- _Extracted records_

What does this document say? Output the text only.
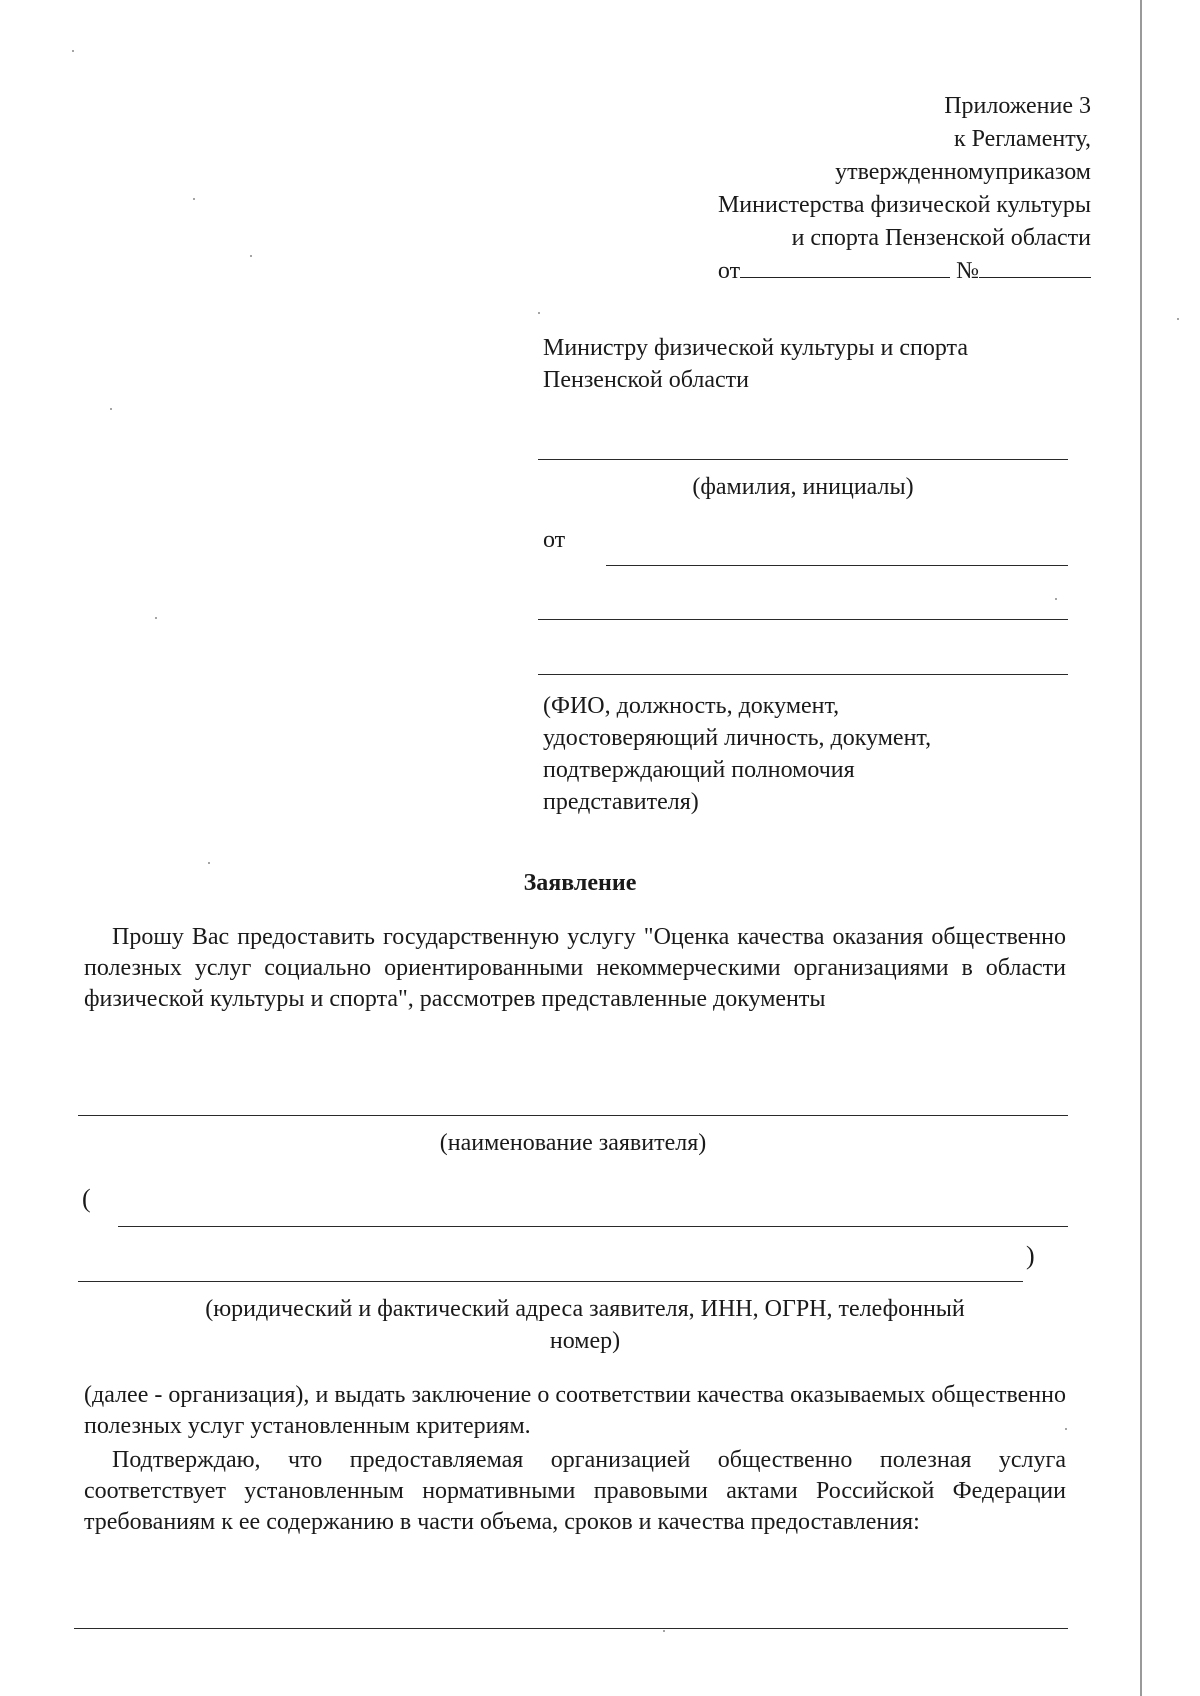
Приложение 3
к Регламенту,
утвержденномуприказом
Министерства физической культуры
и спорта Пензенской области
от	№
Министру физической культуры и спорта
Пензенской области
(фамилия, инициалы)
от
(ФИО, должность, документ,
удостоверяющий личность, документ,
подтверждающий полномочия
представителя)
Заявление
Прошу Вас предоставить государственную услугу "Оценка качества оказания общественно полезных услуг социально ориентированными некоммерческими организациями в области физической культуры и спорта", рассмотрев представленные документы
(наименование заявителя)
(
)
(юридический и фактический адреса заявителя, ИНН, ОГРН, телефонный
номер)
(далее - организация), и выдать заключение о соответствии качества оказываемых общественно полезных услуг установленным критериям.
Подтверждаю, что предоставляемая организацией общественно полезная услуга соответствует установленным нормативными правовыми актами Российской Федерации требованиям к ее содержанию в части объема, сроков и качества предоставления:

- _What this task involves_
Look through the records and gather each line with the word "спорта".

- _The result_
и спорта Пензенской области
Министру физической культуры и спорта
Прошу Вас предоставить государственную услугу "Оценка качества оказания общественно полезных услуг социально ориентированными некоммерческими организациями в области физической культуры и спорта", рассмотрев представленные документы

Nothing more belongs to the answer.